● **DATA PROVIDED**:

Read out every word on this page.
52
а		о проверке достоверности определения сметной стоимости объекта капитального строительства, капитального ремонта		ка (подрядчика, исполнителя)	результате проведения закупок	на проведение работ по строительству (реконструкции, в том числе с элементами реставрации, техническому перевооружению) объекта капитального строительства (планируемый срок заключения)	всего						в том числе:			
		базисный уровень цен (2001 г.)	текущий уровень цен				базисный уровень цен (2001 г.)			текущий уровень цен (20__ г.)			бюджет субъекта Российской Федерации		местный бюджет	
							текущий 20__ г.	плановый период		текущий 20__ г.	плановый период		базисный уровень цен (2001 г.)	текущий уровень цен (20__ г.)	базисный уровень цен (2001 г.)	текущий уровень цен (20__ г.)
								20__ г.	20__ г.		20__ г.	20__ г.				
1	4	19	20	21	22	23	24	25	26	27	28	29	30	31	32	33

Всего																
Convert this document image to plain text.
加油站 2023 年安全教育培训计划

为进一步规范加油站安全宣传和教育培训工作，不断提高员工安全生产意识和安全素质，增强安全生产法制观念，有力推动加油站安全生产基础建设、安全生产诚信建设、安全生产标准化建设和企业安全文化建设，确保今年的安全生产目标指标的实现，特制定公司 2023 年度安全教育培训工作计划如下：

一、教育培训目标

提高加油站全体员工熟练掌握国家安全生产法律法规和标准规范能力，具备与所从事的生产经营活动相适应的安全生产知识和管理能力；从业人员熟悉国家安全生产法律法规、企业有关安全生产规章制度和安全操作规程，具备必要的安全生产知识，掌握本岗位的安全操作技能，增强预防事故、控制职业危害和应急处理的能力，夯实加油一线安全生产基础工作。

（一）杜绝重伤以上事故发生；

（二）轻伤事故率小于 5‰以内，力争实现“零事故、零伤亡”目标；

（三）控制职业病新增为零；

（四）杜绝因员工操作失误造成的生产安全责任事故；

● **DO THIS**: Retype the whole listing above exactly.

● **REPLY TO THE TASK**:
Read out every word on this page.
52
а		о проверке достоверности определения сметной стоимости объекта капитального строительства, капитального ремонта		ка (подрядчика, исполнителя)	результате проведения закупок	на проведение работ по строительству (реконструкции, в том числе с элементами реставрации, техническому перевооружению) объекта капитального строительства (планируемый срок заключения)	всего						в том числе:			
		базисный уровень цен (2001 г.)	текущий уровень цен				базисный уровень цен (2001 г.)			текущий уровень цен (20__ г.)			бюджет субъекта Российской Федерации		местный бюджет	
							текущий 20__ г.	плановый период		текущий 20__ г.	плановый период		базисный уровень цен (2001 г.)	текущий уровень цен (20__ г.)	базисный уровень цен (2001 г.)	текущий уровень цен (20__ г.)
								20__ г.	20__ г.		20__ г.	20__ г.				
1	4	19	20	21	22	23	24	25	26	27	28	29	30	31	32	33

Всего																
Convert this document image to plain text.
加油站 2023 年安全教育培训计划

为进一步规范加油站安全宣传和教育培训工作，不断提高员工安全生产意识和安全素质，增强安全生产法制观念，有力推动加油站安全生产基础建设、安全生产诚信建设、安全生产标准化建设和企业安全文化建设，确保今年的安全生产目标指标的实现，特制定公司 2023 年度安全教育培训工作计划如下：

一、教育培训目标

提高加油站全体员工熟练掌握国家安全生产法律法规和标准规范能力，具备与所从事的生产经营活动相适应的安全生产知识和管理能力；从业人员熟悉国家安全生产法律法规、企业有关安全生产规章制度和安全操作规程，具备必要的安全生产知识，掌握本岗位的安全操作技能，增强预防事故、控制职业危害和应急处理的能力，夯实加油一线安全生产基础工作。

（一）杜绝重伤以上事故发生；

（二）轻伤事故率小于 5‰以内，力争实现“零事故、零伤亡”目标；

（三）控制职业病新增为零；

（四）杜绝因员工操作失误造成的生产安全责任事故；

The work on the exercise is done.